> WHAT TO PRODUCE
Give every entry again, word for word and in full.

> DATA TO PROCESS
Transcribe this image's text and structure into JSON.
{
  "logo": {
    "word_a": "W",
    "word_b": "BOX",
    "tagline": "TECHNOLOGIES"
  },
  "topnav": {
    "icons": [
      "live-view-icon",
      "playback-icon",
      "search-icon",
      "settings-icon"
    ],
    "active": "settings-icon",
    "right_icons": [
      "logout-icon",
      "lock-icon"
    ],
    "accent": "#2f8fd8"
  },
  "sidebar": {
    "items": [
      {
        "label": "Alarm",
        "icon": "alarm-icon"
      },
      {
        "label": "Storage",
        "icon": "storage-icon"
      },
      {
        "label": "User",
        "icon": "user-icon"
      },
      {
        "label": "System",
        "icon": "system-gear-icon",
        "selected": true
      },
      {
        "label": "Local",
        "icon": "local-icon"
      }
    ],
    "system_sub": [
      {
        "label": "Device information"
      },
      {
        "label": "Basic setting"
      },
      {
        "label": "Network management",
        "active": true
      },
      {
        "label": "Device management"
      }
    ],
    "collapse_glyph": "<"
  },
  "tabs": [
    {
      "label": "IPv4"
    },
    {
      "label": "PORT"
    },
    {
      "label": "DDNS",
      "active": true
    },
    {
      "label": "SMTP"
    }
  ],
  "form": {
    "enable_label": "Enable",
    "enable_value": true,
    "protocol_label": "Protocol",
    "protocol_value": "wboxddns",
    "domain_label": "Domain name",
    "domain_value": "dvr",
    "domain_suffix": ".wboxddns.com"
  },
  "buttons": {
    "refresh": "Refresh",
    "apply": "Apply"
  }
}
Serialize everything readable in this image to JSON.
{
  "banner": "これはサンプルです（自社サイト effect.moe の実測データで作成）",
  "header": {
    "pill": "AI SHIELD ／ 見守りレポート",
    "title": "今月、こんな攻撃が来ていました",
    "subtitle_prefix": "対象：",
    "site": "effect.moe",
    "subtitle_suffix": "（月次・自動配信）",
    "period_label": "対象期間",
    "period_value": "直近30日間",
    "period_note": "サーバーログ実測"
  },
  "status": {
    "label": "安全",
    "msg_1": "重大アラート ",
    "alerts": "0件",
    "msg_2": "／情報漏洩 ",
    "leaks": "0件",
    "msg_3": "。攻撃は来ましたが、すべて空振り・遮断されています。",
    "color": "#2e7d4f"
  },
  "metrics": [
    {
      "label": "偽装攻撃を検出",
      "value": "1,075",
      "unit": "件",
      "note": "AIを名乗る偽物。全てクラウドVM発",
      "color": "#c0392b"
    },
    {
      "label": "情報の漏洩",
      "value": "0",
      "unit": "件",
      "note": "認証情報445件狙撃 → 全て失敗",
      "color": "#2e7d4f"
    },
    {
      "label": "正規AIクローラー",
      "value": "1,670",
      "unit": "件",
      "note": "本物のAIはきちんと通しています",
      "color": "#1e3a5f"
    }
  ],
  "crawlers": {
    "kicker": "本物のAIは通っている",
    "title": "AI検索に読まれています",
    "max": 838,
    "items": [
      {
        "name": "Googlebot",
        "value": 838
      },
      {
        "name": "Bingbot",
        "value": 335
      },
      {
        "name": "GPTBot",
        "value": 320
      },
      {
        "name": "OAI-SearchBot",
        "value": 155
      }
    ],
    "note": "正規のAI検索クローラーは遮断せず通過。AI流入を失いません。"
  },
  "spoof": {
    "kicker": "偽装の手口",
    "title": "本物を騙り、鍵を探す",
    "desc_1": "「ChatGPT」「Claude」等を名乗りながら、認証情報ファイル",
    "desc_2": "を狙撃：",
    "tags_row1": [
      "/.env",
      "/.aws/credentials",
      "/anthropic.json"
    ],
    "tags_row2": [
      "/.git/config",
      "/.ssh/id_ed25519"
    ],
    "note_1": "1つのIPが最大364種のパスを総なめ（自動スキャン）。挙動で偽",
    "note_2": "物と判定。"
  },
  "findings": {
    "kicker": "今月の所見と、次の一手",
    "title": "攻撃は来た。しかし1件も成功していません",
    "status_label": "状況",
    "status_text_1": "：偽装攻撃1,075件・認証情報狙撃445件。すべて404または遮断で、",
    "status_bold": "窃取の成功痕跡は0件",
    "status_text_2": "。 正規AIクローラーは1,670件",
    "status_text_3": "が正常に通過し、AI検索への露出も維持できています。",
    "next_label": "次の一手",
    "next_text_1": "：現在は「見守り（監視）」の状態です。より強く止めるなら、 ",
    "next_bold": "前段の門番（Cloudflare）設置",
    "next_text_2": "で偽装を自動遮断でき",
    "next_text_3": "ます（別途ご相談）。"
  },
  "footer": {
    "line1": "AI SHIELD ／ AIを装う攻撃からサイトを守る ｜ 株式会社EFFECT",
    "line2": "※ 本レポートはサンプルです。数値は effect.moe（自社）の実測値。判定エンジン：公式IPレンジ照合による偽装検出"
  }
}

> TASK RESPONSE
Transcribe this image's text and structure into JSON.
{
  "logo": {
    "word_a": "W",
    "word_b": "BOX",
    "tagline": "TECHNOLOGIES"
  },
  "topnav": {
    "icons": [
      "live-view-icon",
      "playback-icon",
      "search-icon",
      "settings-icon"
    ],
    "active": "settings-icon",
    "right_icons": [
      "logout-icon",
      "lock-icon"
    ],
    "accent": "#2f8fd8"
  },
  "sidebar": {
    "items": [
      {
        "label": "Alarm",
        "icon": "alarm-icon"
      },
      {
        "label": "Storage",
        "icon": "storage-icon"
      },
      {
        "label": "User",
        "icon": "user-icon"
      },
      {
        "label": "System",
        "icon": "system-gear-icon",
        "selected": true
      },
      {
        "label": "Local",
        "icon": "local-icon"
      }
    ],
    "system_sub": [
      {
        "label": "Device information"
      },
      {
        "label": "Basic setting"
      },
      {
        "label": "Network management",
        "active": true
      },
      {
        "label": "Device management"
      }
    ],
    "collapse_glyph": "<"
  },
  "tabs": [
    {
      "label": "IPv4"
    },
    {
      "label": "PORT"
    },
    {
      "label": "DDNS",
      "active": true
    },
    {
      "label": "SMTP"
    }
  ],
  "form": {
    "enable_label": "Enable",
    "enable_value": true,
    "protocol_label": "Protocol",
    "protocol_value": "wboxddns",
    "domain_label": "Domain name",
    "domain_value": "dvr",
    "domain_suffix": ".wboxddns.com"
  },
  "buttons": {
    "refresh": "Refresh",
    "apply": "Apply"
  }
}
Serialize everything readable in this image to JSON.
{
  "banner": "これはサンプルです（自社サイト effect.moe の実測データで作成）",
  "header": {
    "pill": "AI SHIELD ／ 見守りレポート",
    "title": "今月、こんな攻撃が来ていました",
    "subtitle_prefix": "対象：",
    "site": "effect.moe",
    "subtitle_suffix": "（月次・自動配信）",
    "period_label": "対象期間",
    "period_value": "直近30日間",
    "period_note": "サーバーログ実測"
  },
  "status": {
    "label": "安全",
    "msg_1": "重大アラート ",
    "alerts": "0件",
    "msg_2": "／情報漏洩 ",
    "leaks": "0件",
    "msg_3": "。攻撃は来ましたが、すべて空振り・遮断されています。",
    "color": "#2e7d4f"
  },
  "metrics": [
    {
      "label": "偽装攻撃を検出",
      "value": "1,075",
      "unit": "件",
      "note": "AIを名乗る偽物。全てクラウドVM発",
      "color": "#c0392b"
    },
    {
      "label": "情報の漏洩",
      "value": "0",
      "unit": "件",
      "note": "認証情報445件狙撃 → 全て失敗",
      "color": "#2e7d4f"
    },
    {
      "label": "正規AIクローラー",
      "value": "1,670",
      "unit": "件",
      "note": "本物のAIはきちんと通しています",
      "color": "#1e3a5f"
    }
  ],
  "crawlers": {
    "kicker": "本物のAIは通っている",
    "title": "AI検索に読まれています",
    "max": 838,
    "items": [
      {
        "name": "Googlebot",
        "value": 838
      },
      {
        "name": "Bingbot",
        "value": 335
      },
      {
        "name": "GPTBot",
        "value": 320
      },
      {
        "name": "OAI-SearchBot",
        "value": 155
      }
    ],
    "note": "正規のAI検索クローラーは遮断せず通過。AI流入を失いません。"
  },
  "spoof": {
    "kicker": "偽装の手口",
    "title": "本物を騙り、鍵を探す",
    "desc_1": "「ChatGPT」「Claude」等を名乗りながら、認証情報ファイル",
    "desc_2": "を狙撃：",
    "tags_row1": [
      "/.env",
      "/.aws/credentials",
      "/anthropic.json"
    ],
    "tags_row2": [
      "/.git/config",
      "/.ssh/id_ed25519"
    ],
    "note_1": "1つのIPが最大364種のパスを総なめ（自動スキャン）。挙動で偽",
    "note_2": "物と判定。"
  },
  "findings": {
    "kicker": "今月の所見と、次の一手",
    "title": "攻撃は来た。しかし1件も成功していません",
    "status_label": "状況",
    "status_text_1": "：偽装攻撃1,075件・認証情報狙撃445件。すべて404または遮断で、",
    "status_bold": "窃取の成功痕跡は0件",
    "status_text_2": "。 正規AIクローラーは1,670件",
    "status_text_3": "が正常に通過し、AI検索への露出も維持できています。",
    "next_label": "次の一手",
    "next_text_1": "：現在は「見守り（監視）」の状態です。より強く止めるなら、 ",
    "next_bold": "前段の門番（Cloudflare）設置",
    "next_text_2": "で偽装を自動遮断でき",
    "next_text_3": "ます（別途ご相談）。"
  },
  "footer": {
    "line1": "AI SHIELD ／ AIを装う攻撃からサイトを守る ｜ 株式会社EFFECT",
    "line2": "※ 本レポートはサンプルです。数値は effect.moe（自社）の実測値。判定エンジン：公式IPレンジ照合による偽装検出"
  }
}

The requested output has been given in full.